• _WHAT YOU HAVE TO DO_: Write out all of the lines below, exactly and completely.

Extracts from a graphics dataset
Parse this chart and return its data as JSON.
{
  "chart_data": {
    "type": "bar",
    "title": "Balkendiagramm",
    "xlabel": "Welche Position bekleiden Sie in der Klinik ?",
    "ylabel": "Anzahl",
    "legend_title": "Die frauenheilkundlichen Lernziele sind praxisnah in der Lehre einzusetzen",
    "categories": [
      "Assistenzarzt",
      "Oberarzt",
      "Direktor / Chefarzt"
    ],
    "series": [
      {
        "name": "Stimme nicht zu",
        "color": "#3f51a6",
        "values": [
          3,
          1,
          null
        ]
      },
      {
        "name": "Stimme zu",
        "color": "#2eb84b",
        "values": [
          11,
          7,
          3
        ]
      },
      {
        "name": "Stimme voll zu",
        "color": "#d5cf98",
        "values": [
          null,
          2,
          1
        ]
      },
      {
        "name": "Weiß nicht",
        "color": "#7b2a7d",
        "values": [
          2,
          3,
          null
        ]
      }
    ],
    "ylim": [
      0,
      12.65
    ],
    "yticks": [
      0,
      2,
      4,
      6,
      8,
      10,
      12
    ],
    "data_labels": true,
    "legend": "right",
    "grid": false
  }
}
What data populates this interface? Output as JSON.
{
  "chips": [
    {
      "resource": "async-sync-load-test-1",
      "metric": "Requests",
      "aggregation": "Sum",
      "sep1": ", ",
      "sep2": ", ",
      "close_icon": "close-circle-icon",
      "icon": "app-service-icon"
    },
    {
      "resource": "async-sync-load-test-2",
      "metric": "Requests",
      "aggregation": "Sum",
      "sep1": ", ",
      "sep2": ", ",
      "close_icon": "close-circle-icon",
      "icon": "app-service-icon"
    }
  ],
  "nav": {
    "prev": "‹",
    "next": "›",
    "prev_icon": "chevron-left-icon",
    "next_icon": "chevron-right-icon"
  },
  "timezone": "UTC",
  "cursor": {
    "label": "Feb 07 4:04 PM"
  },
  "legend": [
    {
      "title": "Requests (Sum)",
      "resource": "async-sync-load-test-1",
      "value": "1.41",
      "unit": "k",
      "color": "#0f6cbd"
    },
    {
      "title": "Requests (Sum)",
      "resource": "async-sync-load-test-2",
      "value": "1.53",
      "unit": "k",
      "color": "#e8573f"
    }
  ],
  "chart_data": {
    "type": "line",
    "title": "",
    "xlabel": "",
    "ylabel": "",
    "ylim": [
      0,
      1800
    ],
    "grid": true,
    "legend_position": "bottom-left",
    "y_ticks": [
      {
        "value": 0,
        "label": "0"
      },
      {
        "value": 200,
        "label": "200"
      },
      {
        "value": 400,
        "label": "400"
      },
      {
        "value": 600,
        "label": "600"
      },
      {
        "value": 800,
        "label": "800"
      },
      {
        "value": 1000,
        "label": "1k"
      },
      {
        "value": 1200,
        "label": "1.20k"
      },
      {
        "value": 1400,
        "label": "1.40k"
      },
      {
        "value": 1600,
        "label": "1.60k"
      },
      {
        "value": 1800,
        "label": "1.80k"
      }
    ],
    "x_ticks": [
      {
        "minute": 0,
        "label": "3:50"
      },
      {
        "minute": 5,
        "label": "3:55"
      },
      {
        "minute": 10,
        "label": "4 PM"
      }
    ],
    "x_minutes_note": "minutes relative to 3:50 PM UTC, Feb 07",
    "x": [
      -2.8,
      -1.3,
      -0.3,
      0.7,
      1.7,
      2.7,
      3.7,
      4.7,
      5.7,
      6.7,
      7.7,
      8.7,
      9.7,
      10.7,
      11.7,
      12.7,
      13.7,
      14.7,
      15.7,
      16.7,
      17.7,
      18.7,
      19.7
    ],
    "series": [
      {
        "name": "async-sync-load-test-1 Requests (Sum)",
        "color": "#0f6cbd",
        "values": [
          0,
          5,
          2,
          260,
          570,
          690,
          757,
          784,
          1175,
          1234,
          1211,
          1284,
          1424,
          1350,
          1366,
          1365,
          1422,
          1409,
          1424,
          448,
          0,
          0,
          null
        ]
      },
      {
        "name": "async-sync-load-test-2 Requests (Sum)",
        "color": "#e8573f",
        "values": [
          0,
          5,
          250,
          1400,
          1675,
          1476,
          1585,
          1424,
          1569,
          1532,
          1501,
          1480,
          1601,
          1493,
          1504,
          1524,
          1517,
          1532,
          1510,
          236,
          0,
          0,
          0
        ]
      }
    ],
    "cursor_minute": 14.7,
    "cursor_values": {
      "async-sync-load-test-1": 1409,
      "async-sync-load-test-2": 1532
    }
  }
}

• _WRITTEN ANSWER_:
Parse this chart and return its data as JSON.
{
  "chart_data": {
    "type": "bar",
    "title": "Balkendiagramm",
    "xlabel": "Welche Position bekleiden Sie in der Klinik ?",
    "ylabel": "Anzahl",
    "legend_title": "Die frauenheilkundlichen Lernziele sind praxisnah in der Lehre einzusetzen",
    "categories": [
      "Assistenzarzt",
      "Oberarzt",
      "Direktor / Chefarzt"
    ],
    "series": [
      {
        "name": "Stimme nicht zu",
        "color": "#3f51a6",
        "values": [
          3,
          1,
          null
        ]
      },
      {
        "name": "Stimme zu",
        "color": "#2eb84b",
        "values": [
          11,
          7,
          3
        ]
      },
      {
        "name": "Stimme voll zu",
        "color": "#d5cf98",
        "values": [
          null,
          2,
          1
        ]
      },
      {
        "name": "Weiß nicht",
        "color": "#7b2a7d",
        "values": [
          2,
          3,
          null
        ]
      }
    ],
    "ylim": [
      0,
      12.65
    ],
    "yticks": [
      0,
      2,
      4,
      6,
      8,
      10,
      12
    ],
    "data_labels": true,
    "legend": "right",
    "grid": false
  }
}
What data populates this interface? Output as JSON.
{
  "chips": [
    {
      "resource": "async-sync-load-test-1",
      "metric": "Requests",
      "aggregation": "Sum",
      "sep1": ", ",
      "sep2": ", ",
      "close_icon": "close-circle-icon",
      "icon": "app-service-icon"
    },
    {
      "resource": "async-sync-load-test-2",
      "metric": "Requests",
      "aggregation": "Sum",
      "sep1": ", ",
      "sep2": ", ",
      "close_icon": "close-circle-icon",
      "icon": "app-service-icon"
    }
  ],
  "nav": {
    "prev": "‹",
    "next": "›",
    "prev_icon": "chevron-left-icon",
    "next_icon": "chevron-right-icon"
  },
  "timezone": "UTC",
  "cursor": {
    "label": "Feb 07 4:04 PM"
  },
  "legend": [
    {
      "title": "Requests (Sum)",
      "resource": "async-sync-load-test-1",
      "value": "1.41",
      "unit": "k",
      "color": "#0f6cbd"
    },
    {
      "title": "Requests (Sum)",
      "resource": "async-sync-load-test-2",
      "value": "1.53",
      "unit": "k",
      "color": "#e8573f"
    }
  ],
  "chart_data": {
    "type": "line",
    "title": "",
    "xlabel": "",
    "ylabel": "",
    "ylim": [
      0,
      1800
    ],
    "grid": true,
    "legend_position": "bottom-left",
    "y_ticks": [
      {
        "value": 0,
        "label": "0"
      },
      {
        "value": 200,
        "label": "200"
      },
      {
        "value": 400,
        "label": "400"
      },
      {
        "value": 600,
        "label": "600"
      },
      {
        "value": 800,
        "label": "800"
      },
      {
        "value": 1000,
        "label": "1k"
      },
      {
        "value": 1200,
        "label": "1.20k"
      },
      {
        "value": 1400,
        "label": "1.40k"
      },
      {
        "value": 1600,
        "label": "1.60k"
      },
      {
        "value": 1800,
        "label": "1.80k"
      }
    ],
    "x_ticks": [
      {
        "minute": 0,
        "label": "3:50"
      },
      {
        "minute": 5,
        "label": "3:55"
      },
      {
        "minute": 10,
        "label": "4 PM"
      }
    ],
    "x_minutes_note": "minutes relative to 3:50 PM UTC, Feb 07",
    "x": [
      -2.8,
      -1.3,
      -0.3,
      0.7,
      1.7,
      2.7,
      3.7,
      4.7,
      5.7,
      6.7,
      7.7,
      8.7,
      9.7,
      10.7,
      11.7,
      12.7,
      13.7,
      14.7,
      15.7,
      16.7,
      17.7,
      18.7,
      19.7
    ],
    "series": [
      {
        "name": "async-sync-load-test-1 Requests (Sum)",
        "color": "#0f6cbd",
        "values": [
          0,
          5,
          2,
          260,
          570,
          690,
          757,
          784,
          1175,
          1234,
          1211,
          1284,
          1424,
          1350,
          1366,
          1365,
          1422,
          1409,
          1424,
          448,
          0,
          0,
          null
        ]
      },
      {
        "name": "async-sync-load-test-2 Requests (Sum)",
        "color": "#e8573f",
        "values": [
          0,
          5,
          250,
          1400,
          1675,
          1476,
          1585,
          1424,
          1569,
          1532,
          1501,
          1480,
          1601,
          1493,
          1504,
          1524,
          1517,
          1532,
          1510,
          236,
          0,
          0,
          0
        ]
      }
    ],
    "cursor_minute": 14.7,
    "cursor_values": {
      "async-sync-load-test-1": 1409,
      "async-sync-load-test-2": 1532
    }
  }
}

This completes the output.